<<<<

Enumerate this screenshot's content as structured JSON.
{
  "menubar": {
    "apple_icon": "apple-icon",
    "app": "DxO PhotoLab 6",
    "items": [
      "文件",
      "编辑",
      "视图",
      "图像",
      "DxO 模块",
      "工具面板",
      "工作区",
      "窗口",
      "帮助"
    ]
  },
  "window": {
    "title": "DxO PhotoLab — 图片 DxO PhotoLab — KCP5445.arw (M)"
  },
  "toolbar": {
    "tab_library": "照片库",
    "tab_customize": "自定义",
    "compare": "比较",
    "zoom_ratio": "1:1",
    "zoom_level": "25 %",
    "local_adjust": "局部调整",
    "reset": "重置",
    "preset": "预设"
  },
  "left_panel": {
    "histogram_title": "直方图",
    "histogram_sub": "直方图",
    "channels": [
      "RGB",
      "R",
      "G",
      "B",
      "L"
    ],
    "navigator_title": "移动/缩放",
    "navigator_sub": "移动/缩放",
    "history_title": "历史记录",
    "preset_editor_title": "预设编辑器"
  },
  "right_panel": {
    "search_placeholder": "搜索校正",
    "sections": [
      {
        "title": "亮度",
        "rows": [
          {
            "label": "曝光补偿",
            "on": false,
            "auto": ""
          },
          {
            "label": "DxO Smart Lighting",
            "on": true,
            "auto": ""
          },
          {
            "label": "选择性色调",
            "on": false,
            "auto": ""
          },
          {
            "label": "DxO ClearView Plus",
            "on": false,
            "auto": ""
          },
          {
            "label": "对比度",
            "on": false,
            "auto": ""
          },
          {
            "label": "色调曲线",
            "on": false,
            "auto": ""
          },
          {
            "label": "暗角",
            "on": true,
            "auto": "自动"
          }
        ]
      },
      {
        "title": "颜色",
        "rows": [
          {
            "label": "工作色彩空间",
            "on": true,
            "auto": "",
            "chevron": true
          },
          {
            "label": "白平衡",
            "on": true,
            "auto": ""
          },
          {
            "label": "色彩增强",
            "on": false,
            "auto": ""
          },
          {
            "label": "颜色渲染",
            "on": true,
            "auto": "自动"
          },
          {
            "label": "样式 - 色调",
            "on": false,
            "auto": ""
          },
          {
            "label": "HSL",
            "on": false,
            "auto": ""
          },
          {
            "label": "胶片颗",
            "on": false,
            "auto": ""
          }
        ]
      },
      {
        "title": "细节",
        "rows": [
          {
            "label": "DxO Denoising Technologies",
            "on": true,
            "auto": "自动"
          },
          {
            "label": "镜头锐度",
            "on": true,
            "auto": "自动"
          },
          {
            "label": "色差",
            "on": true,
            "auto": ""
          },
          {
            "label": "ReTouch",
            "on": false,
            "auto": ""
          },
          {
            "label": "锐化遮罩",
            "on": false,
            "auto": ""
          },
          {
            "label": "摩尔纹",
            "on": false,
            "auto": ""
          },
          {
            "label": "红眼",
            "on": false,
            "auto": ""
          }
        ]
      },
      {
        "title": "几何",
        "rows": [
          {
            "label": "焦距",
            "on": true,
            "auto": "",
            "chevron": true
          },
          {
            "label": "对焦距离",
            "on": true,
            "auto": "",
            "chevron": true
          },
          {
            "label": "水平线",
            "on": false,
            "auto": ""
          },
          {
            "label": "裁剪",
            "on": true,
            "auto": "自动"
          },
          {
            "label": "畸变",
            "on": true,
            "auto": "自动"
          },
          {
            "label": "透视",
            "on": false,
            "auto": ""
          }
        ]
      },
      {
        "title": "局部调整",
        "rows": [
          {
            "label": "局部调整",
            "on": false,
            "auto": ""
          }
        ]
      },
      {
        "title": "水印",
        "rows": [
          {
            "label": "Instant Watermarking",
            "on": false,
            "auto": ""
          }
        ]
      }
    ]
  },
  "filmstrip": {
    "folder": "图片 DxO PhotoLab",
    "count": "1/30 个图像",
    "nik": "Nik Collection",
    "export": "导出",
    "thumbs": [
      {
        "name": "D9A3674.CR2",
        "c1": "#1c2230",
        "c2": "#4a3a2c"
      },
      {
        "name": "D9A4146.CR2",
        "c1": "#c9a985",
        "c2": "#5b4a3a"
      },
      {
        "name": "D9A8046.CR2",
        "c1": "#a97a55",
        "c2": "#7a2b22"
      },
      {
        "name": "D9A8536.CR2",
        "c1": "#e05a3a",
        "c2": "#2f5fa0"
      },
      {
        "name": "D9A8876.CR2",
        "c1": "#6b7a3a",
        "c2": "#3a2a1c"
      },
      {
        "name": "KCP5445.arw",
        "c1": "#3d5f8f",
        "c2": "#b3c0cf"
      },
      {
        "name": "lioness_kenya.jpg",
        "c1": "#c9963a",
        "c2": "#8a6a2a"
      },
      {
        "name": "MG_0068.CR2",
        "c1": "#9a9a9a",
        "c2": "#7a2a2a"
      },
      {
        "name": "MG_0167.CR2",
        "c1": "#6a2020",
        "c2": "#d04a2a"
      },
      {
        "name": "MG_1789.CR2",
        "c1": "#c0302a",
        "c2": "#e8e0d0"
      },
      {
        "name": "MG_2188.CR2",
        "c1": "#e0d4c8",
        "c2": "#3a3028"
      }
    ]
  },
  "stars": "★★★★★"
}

>>>>

● **YOUR OBJECTIVE**: Copy out each line that contains the word "name".

● **WRITTEN ANSWER**:
        "name": "D9A3674.CR2",
        "name": "D9A4146.CR2",
        "name": "D9A8046.CR2",
        "name": "D9A8536.CR2",
        "name": "D9A8876.CR2",
        "name": "KCP5445.arw",
        "name": "lioness_kenya.jpg",
        "name": "MG_0068.CR2",
        "name": "MG_0167.CR2",
        "name": "MG_1789.CR2",
        "name": "MG_2188.CR2",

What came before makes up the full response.